----- Record set

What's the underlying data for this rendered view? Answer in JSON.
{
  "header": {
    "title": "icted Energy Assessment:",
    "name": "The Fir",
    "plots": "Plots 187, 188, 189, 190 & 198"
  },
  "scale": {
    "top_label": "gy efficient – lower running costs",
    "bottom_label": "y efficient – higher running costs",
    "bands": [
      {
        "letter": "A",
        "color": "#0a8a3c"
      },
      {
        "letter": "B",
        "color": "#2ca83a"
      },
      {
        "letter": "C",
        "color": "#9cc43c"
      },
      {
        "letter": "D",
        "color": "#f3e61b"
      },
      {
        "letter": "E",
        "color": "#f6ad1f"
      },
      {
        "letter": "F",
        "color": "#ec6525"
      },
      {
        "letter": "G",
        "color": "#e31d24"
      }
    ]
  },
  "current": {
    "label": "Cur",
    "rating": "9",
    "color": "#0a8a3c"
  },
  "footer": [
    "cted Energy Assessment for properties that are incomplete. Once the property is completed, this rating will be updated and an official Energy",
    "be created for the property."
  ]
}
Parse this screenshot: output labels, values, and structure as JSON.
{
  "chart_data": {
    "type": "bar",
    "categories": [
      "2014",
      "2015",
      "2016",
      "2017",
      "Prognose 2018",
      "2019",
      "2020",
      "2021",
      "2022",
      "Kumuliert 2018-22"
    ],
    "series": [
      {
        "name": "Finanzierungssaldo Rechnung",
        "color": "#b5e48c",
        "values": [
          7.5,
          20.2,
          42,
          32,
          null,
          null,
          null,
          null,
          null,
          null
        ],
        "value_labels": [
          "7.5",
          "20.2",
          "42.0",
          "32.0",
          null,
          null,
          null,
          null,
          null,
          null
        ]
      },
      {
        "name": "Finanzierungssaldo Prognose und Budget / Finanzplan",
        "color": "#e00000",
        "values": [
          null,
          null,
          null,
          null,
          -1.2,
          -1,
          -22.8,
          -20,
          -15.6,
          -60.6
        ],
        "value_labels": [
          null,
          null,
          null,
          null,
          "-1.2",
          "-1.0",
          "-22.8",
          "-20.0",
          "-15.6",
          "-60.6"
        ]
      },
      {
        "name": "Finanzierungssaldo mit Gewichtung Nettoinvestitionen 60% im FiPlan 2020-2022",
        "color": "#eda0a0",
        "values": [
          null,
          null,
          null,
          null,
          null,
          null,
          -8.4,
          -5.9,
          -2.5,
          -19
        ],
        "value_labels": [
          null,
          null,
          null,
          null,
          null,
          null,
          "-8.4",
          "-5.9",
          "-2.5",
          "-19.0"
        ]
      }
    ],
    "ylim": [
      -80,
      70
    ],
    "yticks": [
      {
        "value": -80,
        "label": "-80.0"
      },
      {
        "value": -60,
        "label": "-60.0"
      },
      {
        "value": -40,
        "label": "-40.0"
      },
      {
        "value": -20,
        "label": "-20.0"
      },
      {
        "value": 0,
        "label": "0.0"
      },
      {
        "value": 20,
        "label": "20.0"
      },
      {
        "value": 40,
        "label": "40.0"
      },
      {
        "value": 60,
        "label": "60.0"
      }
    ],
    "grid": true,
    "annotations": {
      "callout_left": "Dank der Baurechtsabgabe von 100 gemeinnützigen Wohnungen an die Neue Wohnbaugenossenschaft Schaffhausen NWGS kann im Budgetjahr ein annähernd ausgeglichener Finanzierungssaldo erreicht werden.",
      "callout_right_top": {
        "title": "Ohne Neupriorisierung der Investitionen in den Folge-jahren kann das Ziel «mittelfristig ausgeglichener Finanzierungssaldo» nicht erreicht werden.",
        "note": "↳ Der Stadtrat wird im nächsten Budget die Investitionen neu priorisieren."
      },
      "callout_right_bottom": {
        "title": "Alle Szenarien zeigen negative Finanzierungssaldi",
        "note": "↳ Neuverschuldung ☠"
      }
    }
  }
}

----------

[Aim of the task] From the listing above, copy out each line where the word "erreicht" appears.

[Output of the task]
      "callout_left": "Dank der Baurechtsabgabe von 100 gemeinnützigen Wohnungen an die Neue Wohnbaugenossenschaft Schaffhausen NWGS kann im Budgetjahr ein annähernd ausgeglichener Finanzierungssaldo erreicht werden.",
        "title": "Ohne Neupriorisierung der Investitionen in den Folge-jahren kann das Ziel «mittelfristig ausgeglichener Finanzierungssaldo» nicht erreicht werden.",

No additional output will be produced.